Exercise prompt -> Can the data below be set down again exactly, line for line?

(Rows from a dataset)

_____

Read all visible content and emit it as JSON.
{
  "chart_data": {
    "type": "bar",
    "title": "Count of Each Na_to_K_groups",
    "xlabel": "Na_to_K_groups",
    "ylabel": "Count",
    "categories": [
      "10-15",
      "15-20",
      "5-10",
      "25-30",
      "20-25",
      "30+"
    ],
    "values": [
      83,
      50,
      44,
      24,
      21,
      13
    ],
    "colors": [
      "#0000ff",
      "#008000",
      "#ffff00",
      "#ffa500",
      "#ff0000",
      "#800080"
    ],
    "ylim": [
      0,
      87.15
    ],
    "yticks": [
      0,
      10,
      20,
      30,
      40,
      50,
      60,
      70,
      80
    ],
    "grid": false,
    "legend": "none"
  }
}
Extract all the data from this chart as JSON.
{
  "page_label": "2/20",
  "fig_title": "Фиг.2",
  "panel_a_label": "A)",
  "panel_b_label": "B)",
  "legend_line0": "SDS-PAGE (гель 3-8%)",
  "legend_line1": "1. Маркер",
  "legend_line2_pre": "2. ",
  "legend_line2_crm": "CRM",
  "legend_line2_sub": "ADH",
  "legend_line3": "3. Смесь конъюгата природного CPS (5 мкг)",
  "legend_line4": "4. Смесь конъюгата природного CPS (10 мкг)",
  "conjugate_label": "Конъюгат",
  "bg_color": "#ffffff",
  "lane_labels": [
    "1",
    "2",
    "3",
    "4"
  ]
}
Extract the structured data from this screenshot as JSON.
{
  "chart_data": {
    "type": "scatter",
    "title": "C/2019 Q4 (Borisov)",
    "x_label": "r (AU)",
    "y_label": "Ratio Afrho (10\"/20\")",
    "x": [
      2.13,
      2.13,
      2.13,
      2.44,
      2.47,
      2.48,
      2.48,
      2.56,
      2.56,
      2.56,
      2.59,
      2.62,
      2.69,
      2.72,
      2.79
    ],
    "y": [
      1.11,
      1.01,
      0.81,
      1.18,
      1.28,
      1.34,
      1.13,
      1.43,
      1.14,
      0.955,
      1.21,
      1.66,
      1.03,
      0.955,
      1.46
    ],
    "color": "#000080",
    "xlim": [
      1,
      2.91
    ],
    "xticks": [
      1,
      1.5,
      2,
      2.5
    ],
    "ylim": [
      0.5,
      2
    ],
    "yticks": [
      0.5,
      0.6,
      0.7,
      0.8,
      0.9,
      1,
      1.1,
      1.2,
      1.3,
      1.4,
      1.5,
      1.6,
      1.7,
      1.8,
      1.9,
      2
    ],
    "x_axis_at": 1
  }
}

_____

Final result ->
Read all visible content and emit it as JSON.
{
  "chart_data": {
    "type": "bar",
    "title": "Count of Each Na_to_K_groups",
    "xlabel": "Na_to_K_groups",
    "ylabel": "Count",
    "categories": [
      "10-15",
      "15-20",
      "5-10",
      "25-30",
      "20-25",
      "30+"
    ],
    "values": [
      83,
      50,
      44,
      24,
      21,
      13
    ],
    "colors": [
      "#0000ff",
      "#008000",
      "#ffff00",
      "#ffa500",
      "#ff0000",
      "#800080"
    ],
    "ylim": [
      0,
      87.15
    ],
    "yticks": [
      0,
      10,
      20,
      30,
      40,
      50,
      60,
      70,
      80
    ],
    "grid": false,
    "legend": "none"
  }
}
Extract all the data from this chart as JSON.
{
  "page_label": "2/20",
  "fig_title": "Фиг.2",
  "panel_a_label": "A)",
  "panel_b_label": "B)",
  "legend_line0": "SDS-PAGE (гель 3-8%)",
  "legend_line1": "1. Маркер",
  "legend_line2_pre": "2. ",
  "legend_line2_crm": "CRM",
  "legend_line2_sub": "ADH",
  "legend_line3": "3. Смесь конъюгата природного CPS (5 мкг)",
  "legend_line4": "4. Смесь конъюгата природного CPS (10 мкг)",
  "conjugate_label": "Конъюгат",
  "bg_color": "#ffffff",
  "lane_labels": [
    "1",
    "2",
    "3",
    "4"
  ]
}
Extract the structured data from this screenshot as JSON.
{
  "chart_data": {
    "type": "scatter",
    "title": "C/2019 Q4 (Borisov)",
    "x_label": "r (AU)",
    "y_label": "Ratio Afrho (10\"/20\")",
    "x": [
      2.13,
      2.13,
      2.13,
      2.44,
      2.47,
      2.48,
      2.48,
      2.56,
      2.56,
      2.56,
      2.59,
      2.62,
      2.69,
      2.72,
      2.79
    ],
    "y": [
      1.11,
      1.01,
      0.81,
      1.18,
      1.28,
      1.34,
      1.13,
      1.43,
      1.14,
      0.955,
      1.21,
      1.66,
      1.03,
      0.955,
      1.46
    ],
    "color": "#000080",
    "xlim": [
      1,
      2.91
    ],
    "xticks": [
      1,
      1.5,
      2,
      2.5
    ],
    "ylim": [
      0.5,
      2
    ],
    "yticks": [
      0.5,
      0.6,
      0.7,
      0.8,
      0.9,
      1,
      1.1,
      1.2,
      1.3,
      1.4,
      1.5,
      1.6,
      1.7,
      1.8,
      1.9,
      2
    ],
    "x_axis_at": 1
  }
}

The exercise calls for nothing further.